> What to do
Identify the lines bearing the string "принца" and gather them.

> Data lines

——————————

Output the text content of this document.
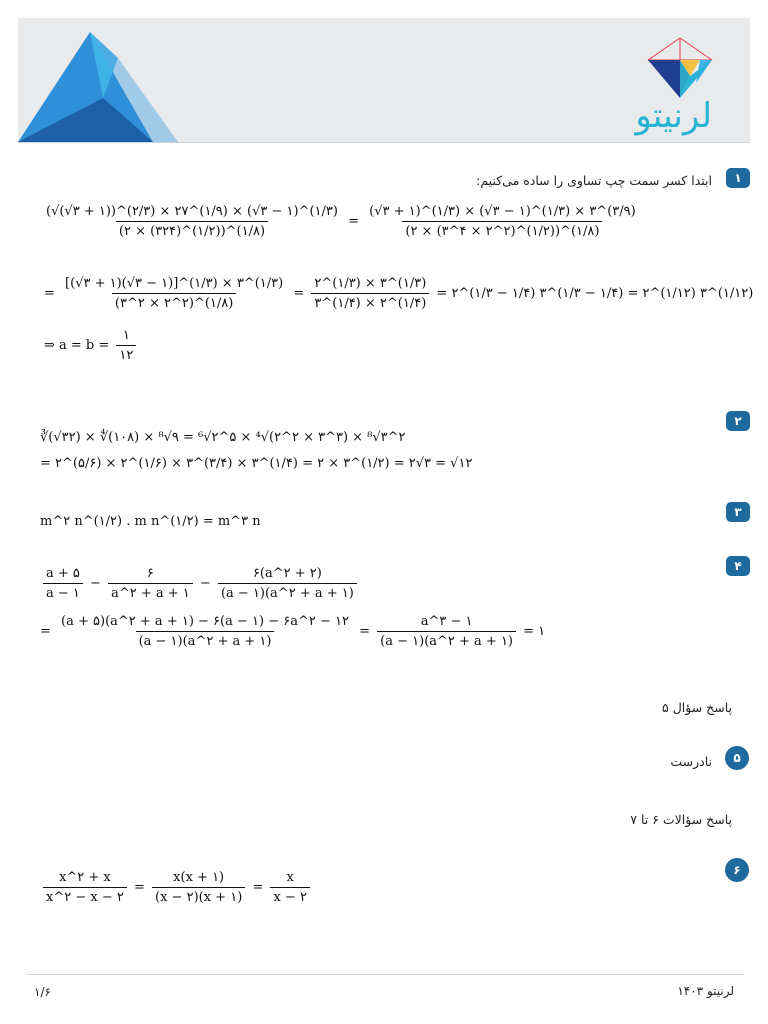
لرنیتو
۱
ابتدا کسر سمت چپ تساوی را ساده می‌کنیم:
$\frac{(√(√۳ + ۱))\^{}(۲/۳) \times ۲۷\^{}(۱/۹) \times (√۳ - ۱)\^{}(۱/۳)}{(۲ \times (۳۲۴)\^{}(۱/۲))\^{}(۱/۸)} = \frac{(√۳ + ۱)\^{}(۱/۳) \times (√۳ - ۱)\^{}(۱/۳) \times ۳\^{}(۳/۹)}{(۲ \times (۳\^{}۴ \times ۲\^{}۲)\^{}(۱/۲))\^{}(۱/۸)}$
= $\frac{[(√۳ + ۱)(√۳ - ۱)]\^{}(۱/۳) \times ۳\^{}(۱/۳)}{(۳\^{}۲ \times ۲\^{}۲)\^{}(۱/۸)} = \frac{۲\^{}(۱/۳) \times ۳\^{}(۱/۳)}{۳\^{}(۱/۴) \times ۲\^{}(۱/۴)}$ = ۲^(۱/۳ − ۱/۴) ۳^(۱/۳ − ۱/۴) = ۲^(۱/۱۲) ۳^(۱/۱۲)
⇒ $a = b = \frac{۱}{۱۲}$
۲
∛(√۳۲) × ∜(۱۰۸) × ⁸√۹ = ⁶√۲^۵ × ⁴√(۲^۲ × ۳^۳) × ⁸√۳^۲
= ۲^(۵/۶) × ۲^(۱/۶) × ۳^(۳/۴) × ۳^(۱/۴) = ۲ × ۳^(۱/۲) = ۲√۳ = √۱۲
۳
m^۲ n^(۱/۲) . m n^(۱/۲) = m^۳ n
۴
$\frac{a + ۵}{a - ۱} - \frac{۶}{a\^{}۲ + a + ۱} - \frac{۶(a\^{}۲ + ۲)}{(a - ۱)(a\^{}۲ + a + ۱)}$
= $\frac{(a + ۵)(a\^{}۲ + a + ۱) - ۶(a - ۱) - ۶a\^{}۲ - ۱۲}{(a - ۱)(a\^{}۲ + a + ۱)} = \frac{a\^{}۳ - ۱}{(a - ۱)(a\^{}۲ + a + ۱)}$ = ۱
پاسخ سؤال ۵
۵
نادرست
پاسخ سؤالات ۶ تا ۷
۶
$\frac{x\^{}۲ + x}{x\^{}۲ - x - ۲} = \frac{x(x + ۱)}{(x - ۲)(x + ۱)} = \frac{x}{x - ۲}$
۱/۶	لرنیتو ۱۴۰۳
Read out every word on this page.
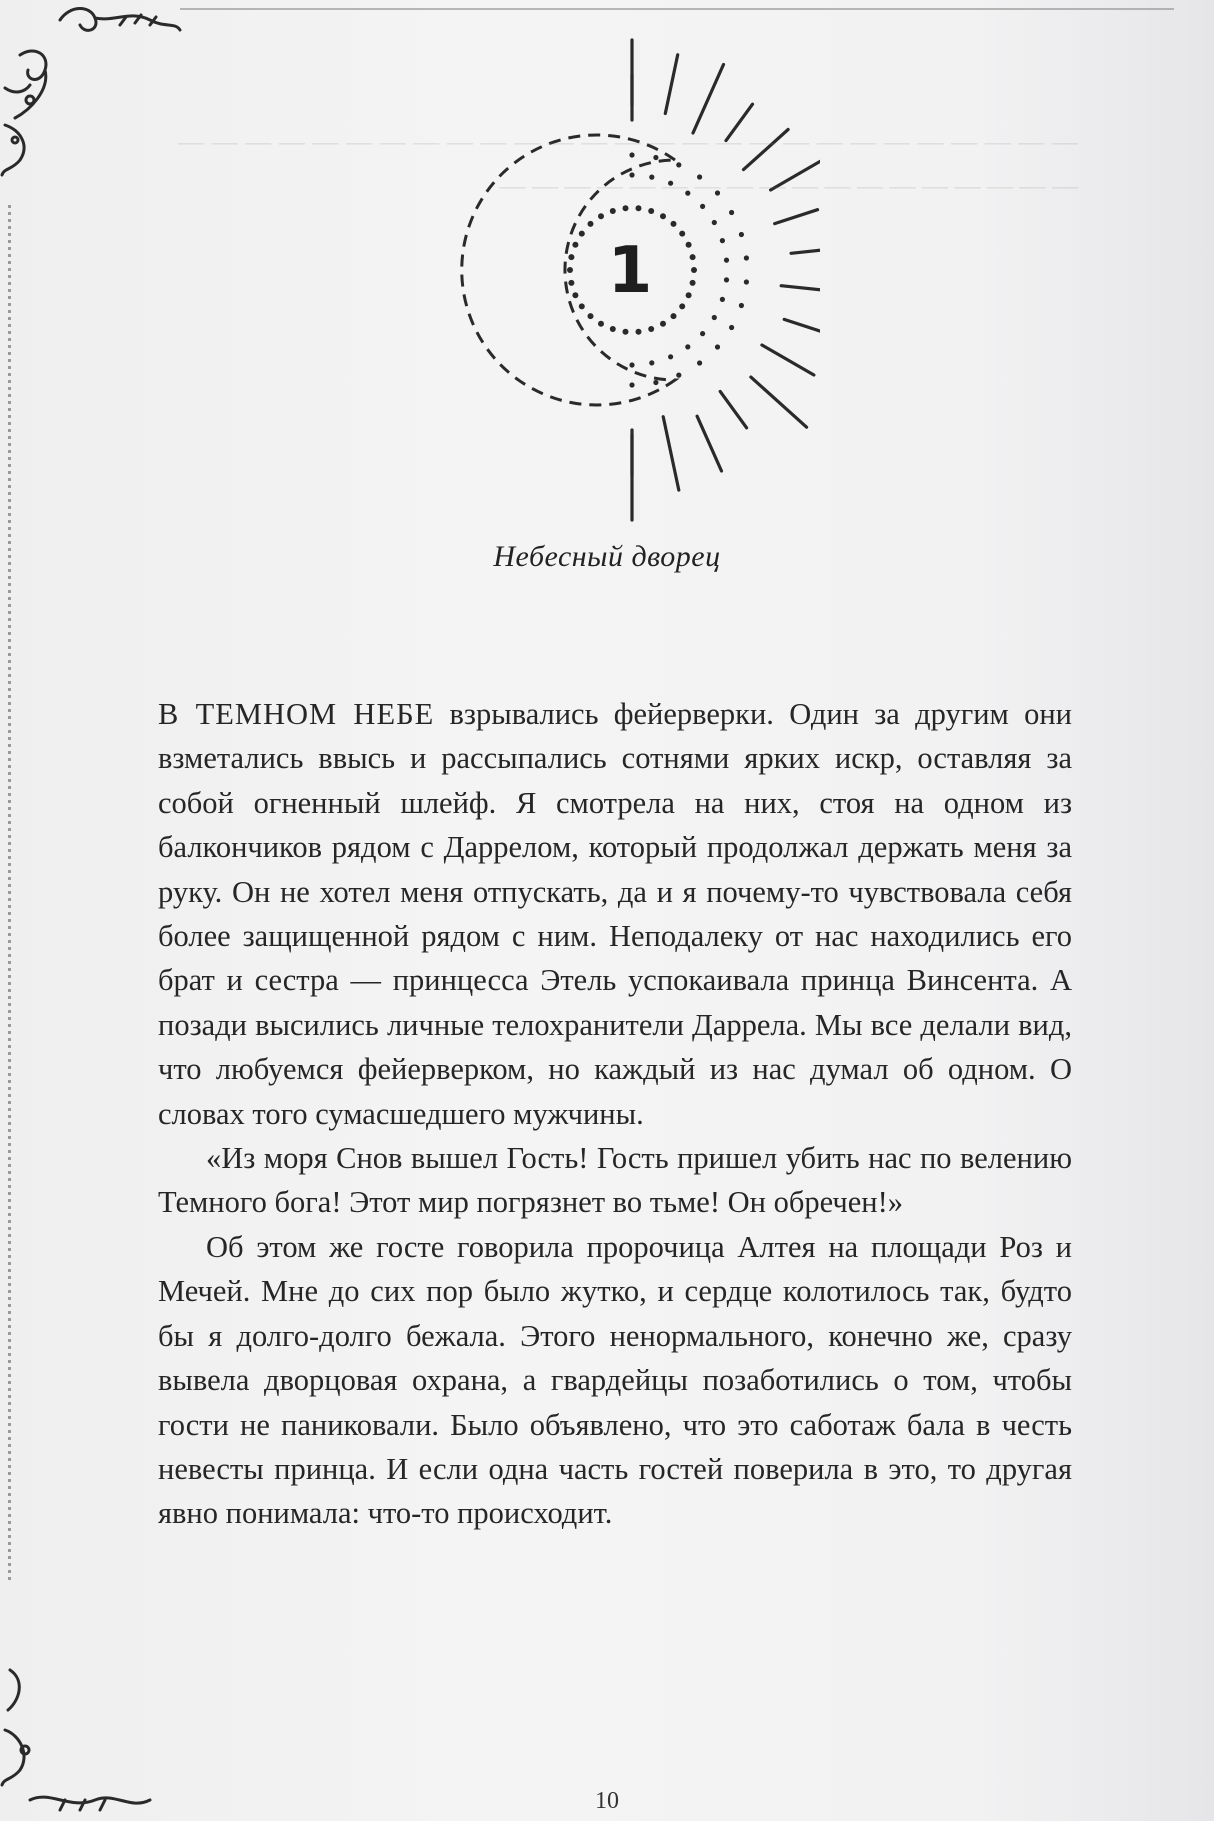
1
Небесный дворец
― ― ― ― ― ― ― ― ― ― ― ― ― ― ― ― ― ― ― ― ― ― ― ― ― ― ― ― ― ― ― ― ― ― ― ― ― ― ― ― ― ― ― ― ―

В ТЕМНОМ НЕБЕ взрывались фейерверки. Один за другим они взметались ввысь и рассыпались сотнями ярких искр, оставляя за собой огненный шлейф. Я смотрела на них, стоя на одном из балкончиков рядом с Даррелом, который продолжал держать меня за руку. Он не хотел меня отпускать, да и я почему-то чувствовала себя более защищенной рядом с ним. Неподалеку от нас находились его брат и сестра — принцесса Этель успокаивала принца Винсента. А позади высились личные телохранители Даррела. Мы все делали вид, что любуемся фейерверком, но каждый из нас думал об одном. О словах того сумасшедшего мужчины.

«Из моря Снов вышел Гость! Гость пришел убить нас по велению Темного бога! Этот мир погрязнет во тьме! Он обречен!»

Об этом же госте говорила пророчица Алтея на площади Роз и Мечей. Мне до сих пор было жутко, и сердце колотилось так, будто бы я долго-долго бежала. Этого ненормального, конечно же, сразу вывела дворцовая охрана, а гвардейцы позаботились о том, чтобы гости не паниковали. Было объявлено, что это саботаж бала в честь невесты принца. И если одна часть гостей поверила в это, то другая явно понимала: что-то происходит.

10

——————————

> Answer below
В ТЕМНОМ НЕБЕ взрывались фейерверки. Один за другим они взметались ввысь и рассыпались сотнями ярких искр, оставляя за собой огненный шлейф. Я смотрела на них, стоя на одном из балкончиков рядом с Даррелом, который продолжал держать меня за руку. Он не хотел меня отпускать, да и я почему-то чувствовала себя более защищенной рядом с ним. Неподалеку от нас находились его брат и сестра — принцесса Этель успокаивала принца Винсента. А позади высились личные телохранители Даррела. Мы все делали вид, что любуемся фейерверком, но каждый из нас думал об одном. О словах того сумасшедшего мужчины.
Об этом же госте говорила пророчица Алтея на площади Роз и Мечей. Мне до сих пор было жутко, и сердце колотилось так, будто бы я долго-долго бежала. Этого ненормального, конечно же, сразу вывела дворцовая охрана, а гвардейцы позаботились о том, чтобы гости не паниковали. Было объявлено, что это саботаж бала в честь невесты принца. И если одна часть гостей поверила в это, то другая явно понимала: что-то происходит.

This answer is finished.